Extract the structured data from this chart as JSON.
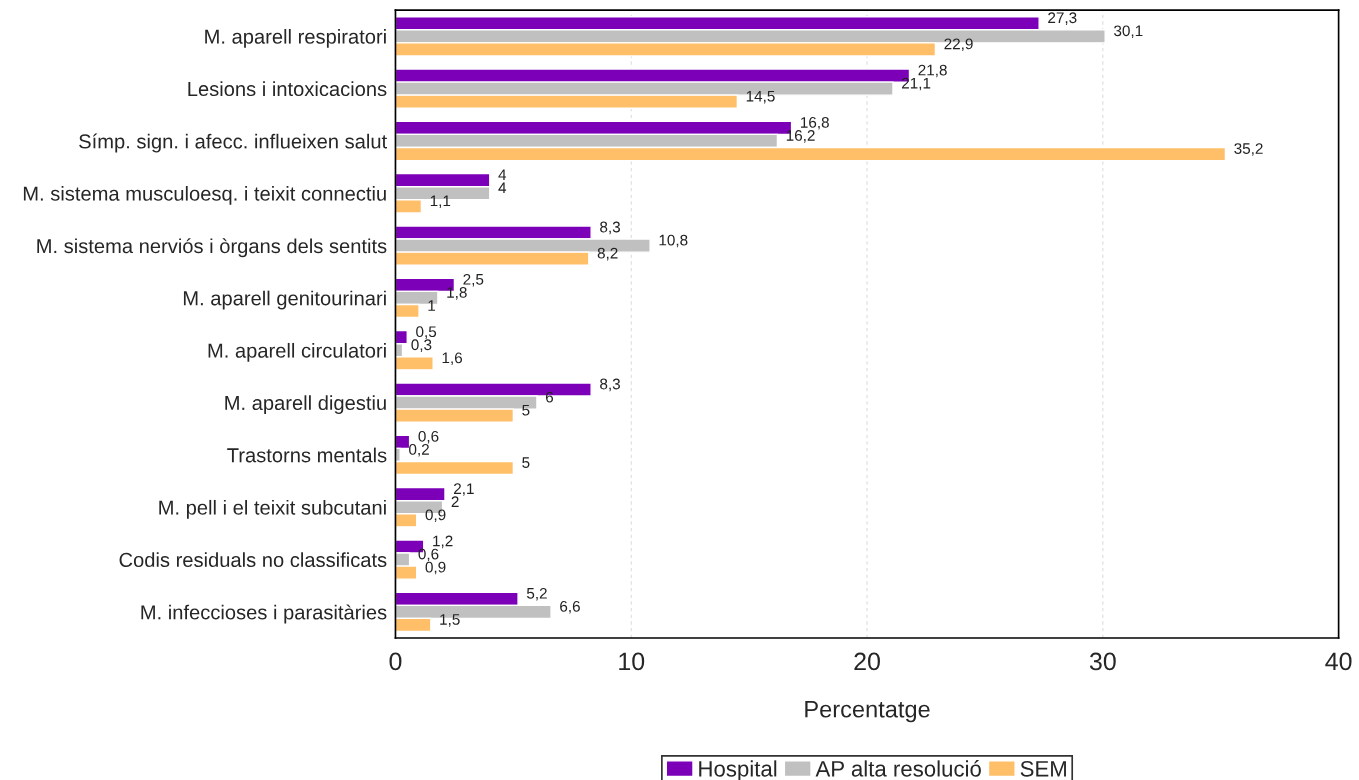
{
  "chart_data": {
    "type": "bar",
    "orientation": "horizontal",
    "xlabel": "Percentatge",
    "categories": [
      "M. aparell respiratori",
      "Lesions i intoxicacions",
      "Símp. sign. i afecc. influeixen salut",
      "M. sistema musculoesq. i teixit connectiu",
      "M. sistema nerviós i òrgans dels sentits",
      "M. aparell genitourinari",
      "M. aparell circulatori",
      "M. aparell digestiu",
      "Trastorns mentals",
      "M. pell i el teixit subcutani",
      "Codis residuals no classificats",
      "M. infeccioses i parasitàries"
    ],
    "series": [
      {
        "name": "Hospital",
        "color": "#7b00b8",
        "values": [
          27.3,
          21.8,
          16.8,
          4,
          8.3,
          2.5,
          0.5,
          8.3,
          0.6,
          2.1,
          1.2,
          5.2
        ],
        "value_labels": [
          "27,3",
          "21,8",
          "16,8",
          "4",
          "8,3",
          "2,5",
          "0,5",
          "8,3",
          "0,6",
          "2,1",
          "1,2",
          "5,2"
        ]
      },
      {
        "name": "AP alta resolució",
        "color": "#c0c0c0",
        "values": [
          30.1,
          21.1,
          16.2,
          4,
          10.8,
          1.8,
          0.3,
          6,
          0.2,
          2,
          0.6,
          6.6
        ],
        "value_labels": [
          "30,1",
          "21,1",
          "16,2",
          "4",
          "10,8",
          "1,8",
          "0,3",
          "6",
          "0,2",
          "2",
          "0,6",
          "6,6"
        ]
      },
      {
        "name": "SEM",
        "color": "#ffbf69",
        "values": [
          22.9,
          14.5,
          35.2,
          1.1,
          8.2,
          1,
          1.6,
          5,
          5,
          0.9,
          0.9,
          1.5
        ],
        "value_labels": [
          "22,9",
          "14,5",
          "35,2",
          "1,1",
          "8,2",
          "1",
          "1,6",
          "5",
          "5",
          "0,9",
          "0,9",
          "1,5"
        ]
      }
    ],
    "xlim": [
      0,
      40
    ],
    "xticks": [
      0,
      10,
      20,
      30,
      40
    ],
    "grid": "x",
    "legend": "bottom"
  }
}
#####
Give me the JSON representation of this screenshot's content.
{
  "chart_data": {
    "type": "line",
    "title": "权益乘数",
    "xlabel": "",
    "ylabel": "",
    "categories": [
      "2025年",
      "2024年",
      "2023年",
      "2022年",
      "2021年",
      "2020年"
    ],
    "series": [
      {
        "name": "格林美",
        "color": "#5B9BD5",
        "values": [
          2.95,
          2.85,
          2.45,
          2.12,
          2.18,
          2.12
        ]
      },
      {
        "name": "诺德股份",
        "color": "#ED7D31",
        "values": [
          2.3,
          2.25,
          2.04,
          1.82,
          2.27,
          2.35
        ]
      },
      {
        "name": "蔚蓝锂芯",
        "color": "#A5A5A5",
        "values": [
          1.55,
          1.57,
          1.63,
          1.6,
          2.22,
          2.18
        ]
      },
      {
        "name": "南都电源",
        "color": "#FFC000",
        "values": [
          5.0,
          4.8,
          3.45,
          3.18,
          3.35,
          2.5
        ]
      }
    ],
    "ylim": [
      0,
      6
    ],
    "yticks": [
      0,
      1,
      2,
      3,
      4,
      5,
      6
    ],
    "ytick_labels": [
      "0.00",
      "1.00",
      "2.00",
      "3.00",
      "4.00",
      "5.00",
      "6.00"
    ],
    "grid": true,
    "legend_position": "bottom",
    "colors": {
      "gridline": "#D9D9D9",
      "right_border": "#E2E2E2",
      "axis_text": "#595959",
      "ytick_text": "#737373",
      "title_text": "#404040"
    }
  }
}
#####
*Work instructions*. Within the entries above, report how many lines include "this", and keep the answer to the number.

*The solution*. 2